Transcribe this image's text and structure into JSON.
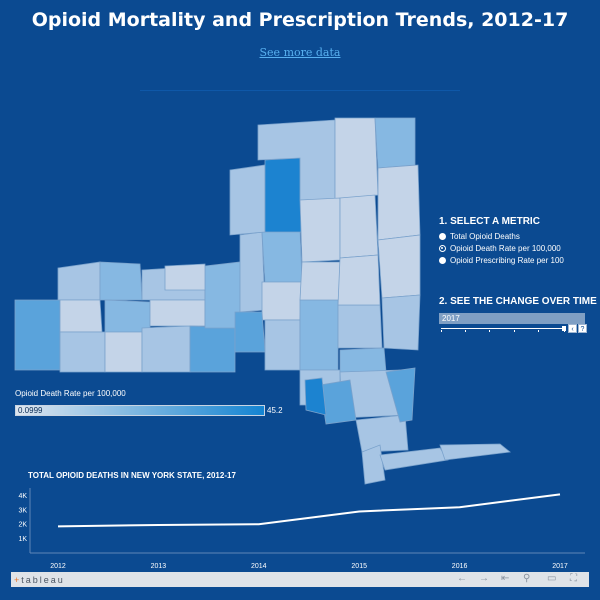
{
  "title": "Opioid Mortality and Prescription Trends, 2012-17",
  "see_more": "See more data",
  "panel": {
    "select_metric": "1. SELECT A METRIC",
    "metrics": [
      "Total Opioid Deaths",
      "Opioid Death Rate per 100,000",
      "Opioid Prescribing Rate per 100"
    ],
    "selected_metric": "Opioid Death Rate per 100,000",
    "see_change": "2. SEE THE CHANGE OVER TIME",
    "year_value": "2017",
    "prev_icon": "chevron-left-icon",
    "next_icon": "question-icon"
  },
  "legend": {
    "title": "Opioid Death Rate per 100,000",
    "min": "0.0999",
    "max": "45.2",
    "color_low": "#dfe6ef",
    "color_high": "#1484d2"
  },
  "chart_data": {
    "type": "line",
    "title": "TOTAL OPIOID DEATHS IN NEW YORK STATE, 2012-17",
    "categories": [
      "2012",
      "2013",
      "2014",
      "2015",
      "2016",
      "2017"
    ],
    "y_ticks": [
      "4K",
      "3K",
      "2K",
      "1K"
    ],
    "ylim": [
      0,
      4500
    ],
    "series": [
      {
        "values": [
          1800,
          1900,
          1950,
          2850,
          3150,
          4050
        ]
      }
    ],
    "line_color": "#ffffff",
    "grid": false
  },
  "footer": {
    "logo": "tableau",
    "icons": [
      "undo-icon",
      "redo-icon",
      "revert-icon",
      "refresh-icon",
      "share-icon",
      "download-icon",
      "fullscreen-icon"
    ]
  },
  "map": {
    "colors": {
      "pale": "#c4d4e8",
      "light": "#a7c5e4",
      "mid": "#86b8e2",
      "strong": "#5aa3db",
      "dark": "#1c83d0"
    }
  }
}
....
* WHAT IS ASKED
Write the entries above out again exactly, but not the pictures.

* EXERCISE SOLUTION
Transcribe this image's text and structure into JSON.
{
  "title": "Opioid Mortality and Prescription Trends, 2012-17",
  "see_more": "See more data",
  "panel": {
    "select_metric": "1. SELECT A METRIC",
    "metrics": [
      "Total Opioid Deaths",
      "Opioid Death Rate per 100,000",
      "Opioid Prescribing Rate per 100"
    ],
    "selected_metric": "Opioid Death Rate per 100,000",
    "see_change": "2. SEE THE CHANGE OVER TIME",
    "year_value": "2017",
    "prev_icon": "chevron-left-icon",
    "next_icon": "question-icon"
  },
  "legend": {
    "title": "Opioid Death Rate per 100,000",
    "min": "0.0999",
    "max": "45.2",
    "color_low": "#dfe6ef",
    "color_high": "#1484d2"
  },
  "chart_data": {
    "type": "line",
    "title": "TOTAL OPIOID DEATHS IN NEW YORK STATE, 2012-17",
    "categories": [
      "2012",
      "2013",
      "2014",
      "2015",
      "2016",
      "2017"
    ],
    "y_ticks": [
      "4K",
      "3K",
      "2K",
      "1K"
    ],
    "ylim": [
      0,
      4500
    ],
    "series": [
      {
        "values": [
          1800,
          1900,
          1950,
          2850,
          3150,
          4050
        ]
      }
    ],
    "line_color": "#ffffff",
    "grid": false
  },
  "footer": {
    "logo": "tableau",
    "icons": [
      "undo-icon",
      "redo-icon",
      "revert-icon",
      "refresh-icon",
      "share-icon",
      "download-icon",
      "fullscreen-icon"
    ]
  },
  "map": {
    "colors": {
      "pale": "#c4d4e8",
      "light": "#a7c5e4",
      "mid": "#86b8e2",
      "strong": "#5aa3db",
      "dark": "#1c83d0"
    }
  }
}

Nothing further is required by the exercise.